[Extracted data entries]
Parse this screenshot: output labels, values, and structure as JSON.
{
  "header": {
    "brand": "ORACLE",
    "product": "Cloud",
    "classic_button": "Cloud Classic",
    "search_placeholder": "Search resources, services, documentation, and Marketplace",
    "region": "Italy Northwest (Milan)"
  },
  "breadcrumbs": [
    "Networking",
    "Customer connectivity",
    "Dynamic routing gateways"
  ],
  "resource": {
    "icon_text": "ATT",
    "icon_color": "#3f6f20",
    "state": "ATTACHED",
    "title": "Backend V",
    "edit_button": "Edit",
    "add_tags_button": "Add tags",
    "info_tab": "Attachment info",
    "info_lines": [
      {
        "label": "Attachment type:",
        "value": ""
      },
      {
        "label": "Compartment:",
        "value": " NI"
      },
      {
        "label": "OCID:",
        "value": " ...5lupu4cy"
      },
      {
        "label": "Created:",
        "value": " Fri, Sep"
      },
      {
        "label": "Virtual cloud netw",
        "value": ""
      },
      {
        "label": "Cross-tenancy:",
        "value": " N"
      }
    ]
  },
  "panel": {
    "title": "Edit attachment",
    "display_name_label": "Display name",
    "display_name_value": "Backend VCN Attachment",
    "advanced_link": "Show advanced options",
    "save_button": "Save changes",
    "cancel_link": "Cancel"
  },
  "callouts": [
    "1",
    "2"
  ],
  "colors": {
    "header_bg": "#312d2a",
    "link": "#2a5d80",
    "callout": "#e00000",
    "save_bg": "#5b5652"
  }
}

- [To do] Every line above needs to be retyped exactly.

- [Solution for this task]
Parse this screenshot: output labels, values, and structure as JSON.
{
  "header": {
    "brand": "ORACLE",
    "product": "Cloud",
    "classic_button": "Cloud Classic",
    "search_placeholder": "Search resources, services, documentation, and Marketplace",
    "region": "Italy Northwest (Milan)"
  },
  "breadcrumbs": [
    "Networking",
    "Customer connectivity",
    "Dynamic routing gateways"
  ],
  "resource": {
    "icon_text": "ATT",
    "icon_color": "#3f6f20",
    "state": "ATTACHED",
    "title": "Backend V",
    "edit_button": "Edit",
    "add_tags_button": "Add tags",
    "info_tab": "Attachment info",
    "info_lines": [
      {
        "label": "Attachment type:",
        "value": ""
      },
      {
        "label": "Compartment:",
        "value": " NI"
      },
      {
        "label": "OCID:",
        "value": " ...5lupu4cy"
      },
      {
        "label": "Created:",
        "value": " Fri, Sep"
      },
      {
        "label": "Virtual cloud netw",
        "value": ""
      },
      {
        "label": "Cross-tenancy:",
        "value": " N"
      }
    ]
  },
  "panel": {
    "title": "Edit attachment",
    "display_name_label": "Display name",
    "display_name_value": "Backend VCN Attachment",
    "advanced_link": "Show advanced options",
    "save_button": "Save changes",
    "cancel_link": "Cancel"
  },
  "callouts": [
    "1",
    "2"
  ],
  "colors": {
    "header_bg": "#312d2a",
    "link": "#2a5d80",
    "callout": "#e00000",
    "save_bg": "#5b5652"
  }
}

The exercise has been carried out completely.